#### Task brief
Print the entries that appear below, exactly as written and without their pictures.

#### Excerpted data
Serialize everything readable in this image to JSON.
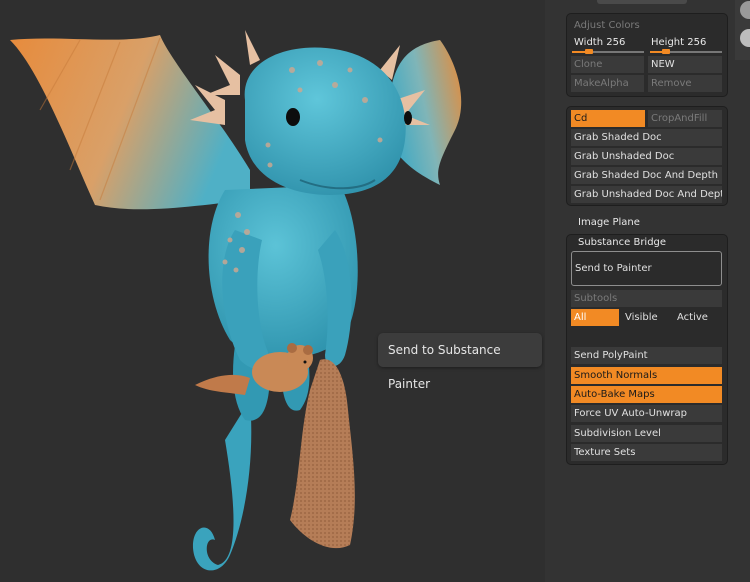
{
  "viewport": {
    "tooltip": "Send to Substance Painter"
  },
  "panel": {
    "adjust_colors": "Adjust Colors",
    "width_label": "Width 256",
    "height_label": "Height 256",
    "width_fraction": 0.25,
    "height_fraction": 0.25,
    "clone": "Clone",
    "new": "NEW",
    "make_alpha": "MakeAlpha",
    "remove": "Remove",
    "cd": "Cd",
    "crop_and_fill": "CropAndFill",
    "grab_shaded_doc": "Grab Shaded Doc",
    "grab_unshaded_doc": "Grab Unshaded Doc",
    "grab_shaded_doc_depth": "Grab Shaded Doc And Depth",
    "grab_unshaded_doc_depth": "Grab Unshaded Doc And Depth",
    "image_plane": "Image Plane",
    "substance_bridge": "Substance Bridge",
    "send_to_painter": "Send to Painter",
    "subtools": "Subtools",
    "all": "All",
    "visible": "Visible",
    "active": "Active",
    "send_polypaint": "Send PolyPaint",
    "smooth_normals": "Smooth Normals",
    "auto_bake_maps": "Auto-Bake Maps",
    "force_uv": "Force UV Auto-Unwrap",
    "subdivision_level": "Subdivision Level",
    "texture_sets": "Texture Sets"
  },
  "colors": {
    "accent": "#f28a24",
    "panel_bg": "#333333",
    "viewport_bg": "#2f2f2f",
    "creature_body": "#3aa6bf",
    "creature_wing": "#e0904a"
  }
}
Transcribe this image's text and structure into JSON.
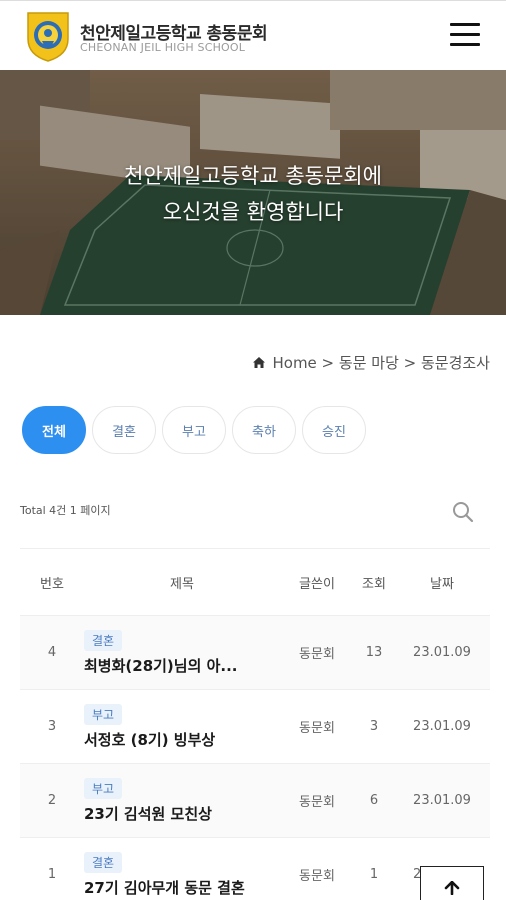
{
  "header": {
    "school_name": "천안제일고등학교 총동문회",
    "school_name_en": "CHEONAN JEIL HIGH SCHOOL"
  },
  "hero": {
    "line1": "천안제일고등학교 총동문회에",
    "line2": "오신것을 환영합니다"
  },
  "breadcrumb": {
    "home": "Home >",
    "section": "동문 마당",
    "sep": " > ",
    "page": "동문경조사"
  },
  "tabs": [
    {
      "label": "전체",
      "active": true
    },
    {
      "label": "결혼",
      "active": false
    },
    {
      "label": "부고",
      "active": false
    },
    {
      "label": "축하",
      "active": false
    },
    {
      "label": "승진",
      "active": false
    }
  ],
  "total_text": "Total 4건 1 페이지",
  "table": {
    "headers": {
      "no": "번호",
      "title": "제목",
      "author": "글쓴이",
      "views": "조회",
      "date": "날짜"
    },
    "rows": [
      {
        "no": "4",
        "category": "결혼",
        "title": "최병화(28기)님의 아...",
        "author": "동문회",
        "views": "13",
        "date": "23.01.09"
      },
      {
        "no": "3",
        "category": "부고",
        "title": "서정호 (8기) 빙부상",
        "author": "동문회",
        "views": "3",
        "date": "23.01.09"
      },
      {
        "no": "2",
        "category": "부고",
        "title": "23기 김석원 모친상",
        "author": "동문회",
        "views": "6",
        "date": "23.01.09"
      },
      {
        "no": "1",
        "category": "결혼",
        "title": "27기 김아무개 동문 결혼",
        "author": "동문회",
        "views": "1",
        "date": "23.01.09"
      }
    ]
  },
  "colors": {
    "accent": "#2d8ff0",
    "badge_text": "#4a7cc0",
    "badge_bg": "#e9f1fb"
  },
  "icons": {
    "logo": "school-emblem-icon",
    "menu": "hamburger-menu-icon",
    "home": "home-icon",
    "search": "search-icon",
    "top": "arrow-up-icon"
  }
}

#### The solution
Serialize everything readable in this image to JSON.
{
  "viewport": {
    "tooltip": "Send to Substance Painter"
  },
  "panel": {
    "adjust_colors": "Adjust Colors",
    "width_label": "Width 256",
    "height_label": "Height 256",
    "width_fraction": 0.25,
    "height_fraction": 0.25,
    "clone": "Clone",
    "new": "NEW",
    "make_alpha": "MakeAlpha",
    "remove": "Remove",
    "cd": "Cd",
    "crop_and_fill": "CropAndFill",
    "grab_shaded_doc": "Grab Shaded Doc",
    "grab_unshaded_doc": "Grab Unshaded Doc",
    "grab_shaded_doc_depth": "Grab Shaded Doc And Depth",
    "grab_unshaded_doc_depth": "Grab Unshaded Doc And Depth",
    "image_plane": "Image Plane",
    "substance_bridge": "Substance Bridge",
    "send_to_painter": "Send to Painter",
    "subtools": "Subtools",
    "all": "All",
    "visible": "Visible",
    "active": "Active",
    "send_polypaint": "Send PolyPaint",
    "smooth_normals": "Smooth Normals",
    "auto_bake_maps": "Auto-Bake Maps",
    "force_uv": "Force UV Auto-Unwrap",
    "subdivision_level": "Subdivision Level",
    "texture_sets": "Texture Sets"
  },
  "colors": {
    "accent": "#f28a24",
    "panel_bg": "#333333",
    "viewport_bg": "#2f2f2f",
    "creature_body": "#3aa6bf",
    "creature_wing": "#e0904a"
  }
}
Transcribe this image's text and structure into JSON.
{
  "header": {
    "school_name": "천안제일고등학교 총동문회",
    "school_name_en": "CHEONAN JEIL HIGH SCHOOL"
  },
  "hero": {
    "line1": "천안제일고등학교 총동문회에",
    "line2": "오신것을 환영합니다"
  },
  "breadcrumb": {
    "home": "Home >",
    "section": "동문 마당",
    "sep": " > ",
    "page": "동문경조사"
  },
  "tabs": [
    {
      "label": "전체",
      "active": true
    },
    {
      "label": "결혼",
      "active": false
    },
    {
      "label": "부고",
      "active": false
    },
    {
      "label": "축하",
      "active": false
    },
    {
      "label": "승진",
      "active": false
    }
  ],
  "total_text": "Total 4건 1 페이지",
  "table": {
    "headers": {
      "no": "번호",
      "title": "제목",
      "author": "글쓴이",
      "views": "조회",
      "date": "날짜"
    },
    "rows": [
      {
        "no": "4",
        "category": "결혼",
        "title": "최병화(28기)님의 아...",
        "author": "동문회",
        "views": "13",
        "date": "23.01.09"
      },
      {
        "no": "3",
        "category": "부고",
        "title": "서정호 (8기) 빙부상",
        "author": "동문회",
        "views": "3",
        "date": "23.01.09"
      },
      {
        "no": "2",
        "category": "부고",
        "title": "23기 김석원 모친상",
        "author": "동문회",
        "views": "6",
        "date": "23.01.09"
      },
      {
        "no": "1",
        "category": "결혼",
        "title": "27기 김아무개 동문 결혼",
        "author": "동문회",
        "views": "1",
        "date": "23.01.09"
      }
    ]
  },
  "colors": {
    "accent": "#2d8ff0",
    "badge_text": "#4a7cc0",
    "badge_bg": "#e9f1fb"
  },
  "icons": {
    "logo": "school-emblem-icon",
    "menu": "hamburger-menu-icon",
    "home": "home-icon",
    "search": "search-icon",
    "top": "arrow-up-icon"
  }
}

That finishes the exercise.